*WHAT IS ASKED*: Check every line below for the string "فأرانا", and copy the lines that contain it.

Stored records
-- start --
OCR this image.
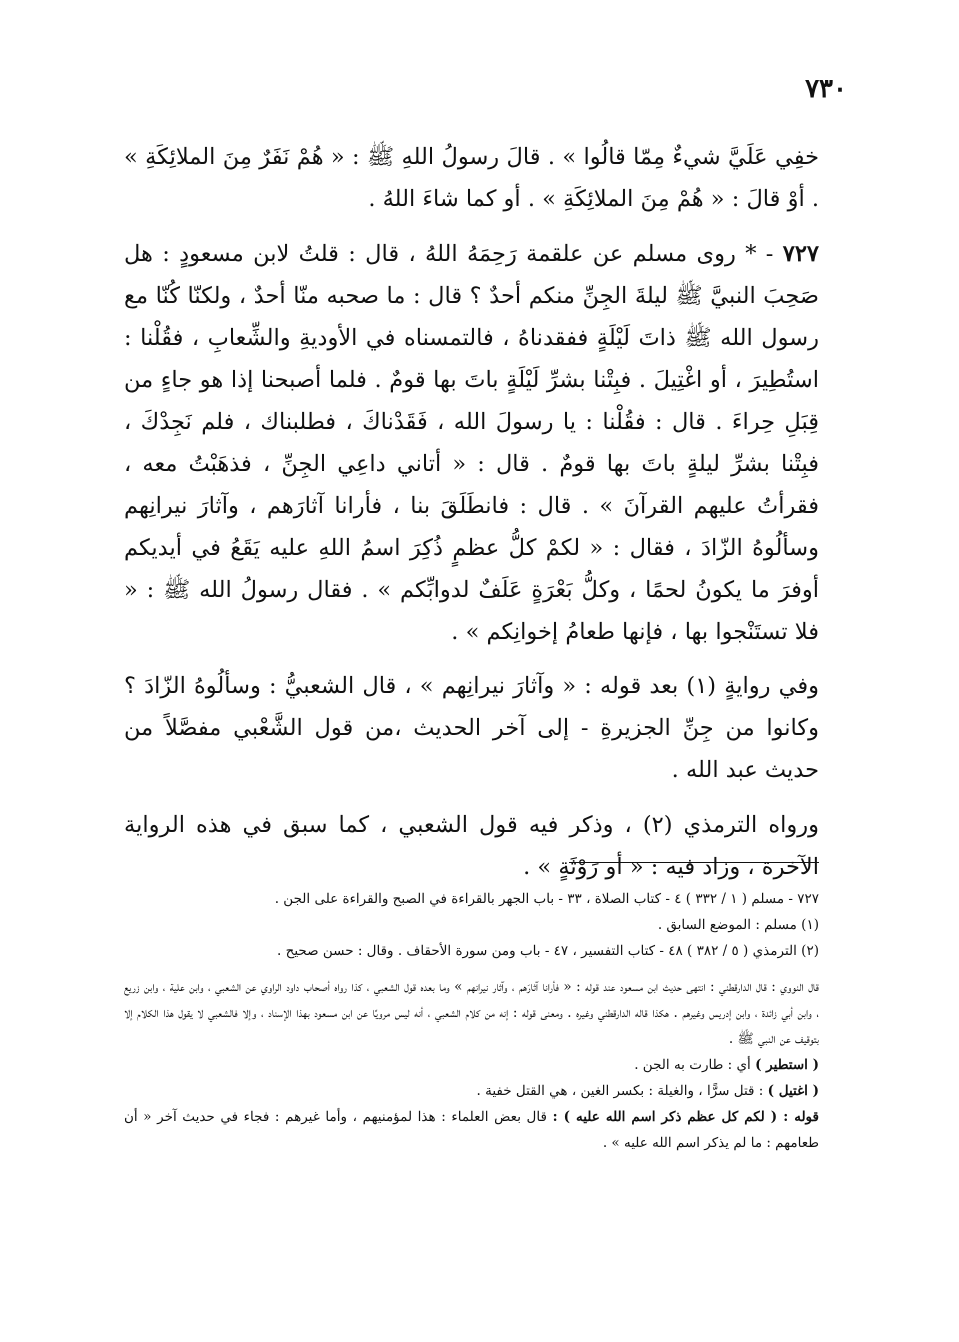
٧٣٠

خفِي عَلَيَّ شيءٌ مِمّا قالُوا » . قالَ رسولُ اللهِ ﷺ : « هُمْ نَفَرٌ مِنَ الملائِكَةِ » . أوْ قالَ : « هُمْ مِنَ الملائِكَةِ » . أو كما شاءَ اللهُ .

٧٢٧ - * روى مسلم عن علقمة رَحِمَهُ اللهُ ، قال : قلتُ لابن مسعودٍ : هل صَحِبَ النبيَّ ﷺ ليلةَ الجِنِّ منكم أحدٌ ؟ قال : ما صحبه منّا أحدٌ ، ولكنّا كُنّا مع رسول الله ﷺ ذاتَ لَيْلَةٍ ففقدناهُ ، فالتمسناه في الأوديةِ والشِّعابِ ، فقُلْنا : استُطِيرَ ، أو اغْتِيلَ . فبِتْنا بشرِّ لَيْلَةٍ باتَ بها قومٌ . فلما أصبحنا إذا هو جاءٍ من قِبَلِ حِراءَ . قال : فقُلْنا : يا رسولَ الله ، فَقَدْناكَ ، فطلبناك ، فلم نَجِدْكَ ، فبِتْنا بشرِّ ليلةٍ باتَ بها قومٌ . قال : « أتاني داعِي الجِنِّ ، فذهَبْتُ معه ، فقرأتُ عليهم القرآنَ » . قال : فانطَلَقَ بنا ، فأرانا آثارَهم ، وآثارَ نيرانِهم وسألُوهُ الزّادَ ، فقال : « لكمْ كلُّ عظمٍ ذُكِرَ اسمُ اللهِ عليه يَقَعُ في أيديكم أوفرَ ما يكونُ لحمًا ، وكلُّ بَعْرَةٍ عَلَفٌ لدوابِّكم » . فقال رسولُ الله ﷺ : « فلا تستَنْجوا بها ، فإنها طعامُ إخوانِكم » .

وفي روايةٍ (١) بعد قوله : « وآثارَ نيرانِهم » ، قال الشعبيُّ : وسألُوهُ الزّادَ ؟ وكانوا من جِنِّ الجزيرةِ - إلى آخر الحديث ،من قول الشَّعْبي مفصَّلاً من حديث عبد الله .

ورواه الترمذي (٢) ، وذكر فيه قول الشعبي ، كما سبق في هذه الرواية الآخرة ، وزاد فيه : « أو رَوْثَةٍ » .

٧٢٧ - مسلم ( ١ / ٣٣٢ ) ٤ - كتاب الصلاة ، ٣٣ - باب الجهر بالقراءة في الصبح والقراءة على الجن .
(١) مسلم : الموضع السابق .
(٢) الترمذي ( ٥ / ٣٨٢ ) ٤٨ - كتاب التفسير ، ٤٧ - باب ومن سورة الأحقاف . وقال : حسن صحيح .
قال النووي : قال الدارقطني : انتهى حديث ابن مسعود عند قوله : « فأرانا آثارَهم ، وآثار نيرانهم » وما بعده قول الشعبي ، كذا رواه أصحاب داود الراوي عن الشعبي ، وابن علية ، وابن زريع ، وابن أبي زائدة ، وابن إدريس وغيرهم . هكذا قاله الدارقطني وغيره . ومعنى قوله : إنه من كلام الشعبي ، أنه ليس مرويًا عن ابن مسعود بهذا الإسناد ، وإلا فالشعبي لا يقول هذا الكلام إلا بتوقيف عن النبي ﷺ .
( استطير ) أي : طارت به الجن .
( اغتيل ) : قتل سرًّا ، والغيلة : بكسر الغين ، هي القتل خفية .
قوله : ( لكم كل عظم ذكر اسم الله عليه ) : قال بعض العلماء : هذا لمؤمنيهم ، وأما غيرهم : فجاء في حديث آخر « أن طعامهم : ما لم يذكر اسم الله عليه » .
-- end --
*EXPECTED OUTPUT*:
٧٢٧ - * روى مسلم عن علقمة رَحِمَهُ اللهُ ، قال : قلتُ لابن مسعودٍ : هل صَحِبَ النبيَّ ﷺ ليلةَ الجِنِّ منكم أحدٌ ؟ قال : ما صحبه منّا أحدٌ ، ولكنّا كُنّا مع رسول الله ﷺ ذاتَ لَيْلَةٍ ففقدناهُ ، فالتمسناه في الأوديةِ والشِّعابِ ، فقُلْنا : استُطِيرَ ، أو اغْتِيلَ . فبِتْنا بشرِّ لَيْلَةٍ باتَ بها قومٌ . فلما أصبحنا إذا هو جاءٍ من قِبَلِ حِراءَ . قال : فقُلْنا : يا رسولَ الله ، فَقَدْناكَ ، فطلبناك ، فلم نَجِدْكَ ، فبِتْنا بشرِّ ليلةٍ باتَ بها قومٌ . قال : « أتاني داعِي الجِنِّ ، فذهَبْتُ معه ، فقرأتُ عليهم القرآنَ » . قال : فانطَلَقَ بنا ، فأرانا آثارَهم ، وآثارَ نيرانِهم وسألُوهُ الزّادَ ، فقال : « لكمْ كلُّ عظمٍ ذُكِرَ اسمُ اللهِ عليه يَقَعُ في أيديكم أوفرَ ما يكونُ لحمًا ، وكلُّ بَعْرَةٍ عَلَفٌ لدوابِّكم » . فقال رسولُ الله ﷺ : « فلا تستَنْجوا بها ، فإنها طعامُ إخوانِكم » .
قال النووي : قال الدارقطني : انتهى حديث ابن مسعود عند قوله : « فأرانا آثارَهم ، وآثار نيرانهم » وما بعده قول الشعبي ، كذا رواه أصحاب داود الراوي عن الشعبي ، وابن علية ، وابن زريع ، وابن أبي زائدة ، وابن إدريس وغيرهم . هكذا قاله الدارقطني وغيره . ومعنى قوله : إنه من كلام الشعبي ، أنه ليس مرويًا عن ابن مسعود بهذا الإسناد ، وإلا فالشعبي لا يقول هذا الكلام إلا بتوقيف عن النبي ﷺ .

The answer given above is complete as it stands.